● **Extracted records**
------------------------
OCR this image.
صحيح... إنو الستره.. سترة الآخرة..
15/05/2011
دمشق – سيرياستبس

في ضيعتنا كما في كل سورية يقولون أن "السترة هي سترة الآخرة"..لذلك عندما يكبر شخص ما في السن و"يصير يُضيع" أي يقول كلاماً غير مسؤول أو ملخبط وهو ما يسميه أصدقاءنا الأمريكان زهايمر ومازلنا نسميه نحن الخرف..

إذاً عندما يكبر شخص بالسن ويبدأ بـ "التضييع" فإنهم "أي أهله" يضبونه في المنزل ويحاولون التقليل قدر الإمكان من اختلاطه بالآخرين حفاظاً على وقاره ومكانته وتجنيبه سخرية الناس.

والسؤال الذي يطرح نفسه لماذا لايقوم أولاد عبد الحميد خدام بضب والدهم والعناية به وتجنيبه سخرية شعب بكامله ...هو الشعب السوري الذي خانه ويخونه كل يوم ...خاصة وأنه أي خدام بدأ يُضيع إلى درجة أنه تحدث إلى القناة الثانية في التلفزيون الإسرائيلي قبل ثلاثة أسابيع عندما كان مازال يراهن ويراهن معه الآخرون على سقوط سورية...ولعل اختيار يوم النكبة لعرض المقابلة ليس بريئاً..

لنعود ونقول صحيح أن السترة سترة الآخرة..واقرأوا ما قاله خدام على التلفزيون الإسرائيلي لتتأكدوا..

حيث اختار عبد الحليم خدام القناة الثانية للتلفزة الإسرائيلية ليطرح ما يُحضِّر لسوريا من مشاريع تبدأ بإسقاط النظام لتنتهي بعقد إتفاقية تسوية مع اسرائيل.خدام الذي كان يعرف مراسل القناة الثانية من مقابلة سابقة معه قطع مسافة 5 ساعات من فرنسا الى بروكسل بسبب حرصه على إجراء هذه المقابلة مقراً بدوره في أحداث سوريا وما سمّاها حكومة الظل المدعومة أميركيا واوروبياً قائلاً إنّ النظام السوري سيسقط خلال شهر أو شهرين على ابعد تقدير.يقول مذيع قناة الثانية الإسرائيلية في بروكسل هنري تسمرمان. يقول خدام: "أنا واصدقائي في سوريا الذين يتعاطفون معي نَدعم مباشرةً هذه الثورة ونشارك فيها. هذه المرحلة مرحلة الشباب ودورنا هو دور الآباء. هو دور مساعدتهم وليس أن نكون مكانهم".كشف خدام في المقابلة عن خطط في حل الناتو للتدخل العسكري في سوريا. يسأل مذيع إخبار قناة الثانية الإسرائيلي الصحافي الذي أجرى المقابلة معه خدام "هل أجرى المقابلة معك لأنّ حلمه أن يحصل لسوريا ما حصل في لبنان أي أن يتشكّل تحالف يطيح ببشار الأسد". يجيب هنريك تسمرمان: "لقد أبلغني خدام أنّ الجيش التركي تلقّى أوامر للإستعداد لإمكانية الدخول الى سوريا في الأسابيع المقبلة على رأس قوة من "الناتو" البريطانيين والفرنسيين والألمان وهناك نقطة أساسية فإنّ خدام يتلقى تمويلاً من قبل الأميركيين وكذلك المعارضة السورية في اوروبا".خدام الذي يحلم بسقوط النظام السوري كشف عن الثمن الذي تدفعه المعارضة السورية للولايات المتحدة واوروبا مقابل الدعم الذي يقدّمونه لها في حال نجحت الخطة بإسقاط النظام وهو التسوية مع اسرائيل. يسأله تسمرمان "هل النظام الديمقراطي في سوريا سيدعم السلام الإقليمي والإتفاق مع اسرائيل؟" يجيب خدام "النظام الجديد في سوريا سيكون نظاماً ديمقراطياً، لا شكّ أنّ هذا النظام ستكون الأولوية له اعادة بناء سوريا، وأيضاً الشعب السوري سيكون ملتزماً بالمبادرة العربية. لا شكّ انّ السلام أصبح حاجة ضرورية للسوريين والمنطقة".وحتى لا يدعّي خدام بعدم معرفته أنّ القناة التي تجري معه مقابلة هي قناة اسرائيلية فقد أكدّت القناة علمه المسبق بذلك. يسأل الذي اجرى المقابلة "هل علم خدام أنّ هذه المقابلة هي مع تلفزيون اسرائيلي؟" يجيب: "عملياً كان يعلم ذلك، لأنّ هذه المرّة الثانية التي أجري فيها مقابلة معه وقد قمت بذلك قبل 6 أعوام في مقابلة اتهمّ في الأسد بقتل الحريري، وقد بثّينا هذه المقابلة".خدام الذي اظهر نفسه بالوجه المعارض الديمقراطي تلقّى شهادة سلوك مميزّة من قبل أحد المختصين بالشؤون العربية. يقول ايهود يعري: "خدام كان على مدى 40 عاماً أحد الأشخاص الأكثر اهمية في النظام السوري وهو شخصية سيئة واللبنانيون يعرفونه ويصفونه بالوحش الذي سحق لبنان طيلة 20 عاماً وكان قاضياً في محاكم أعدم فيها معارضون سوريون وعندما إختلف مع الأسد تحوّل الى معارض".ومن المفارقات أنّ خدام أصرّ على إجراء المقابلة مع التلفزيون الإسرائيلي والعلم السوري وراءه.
------------------------
● **What you are asked to do**
Looking at the entries above, how many lines contain the word "الآخرة"? Answer with the number alone.

● **Result of the task**
3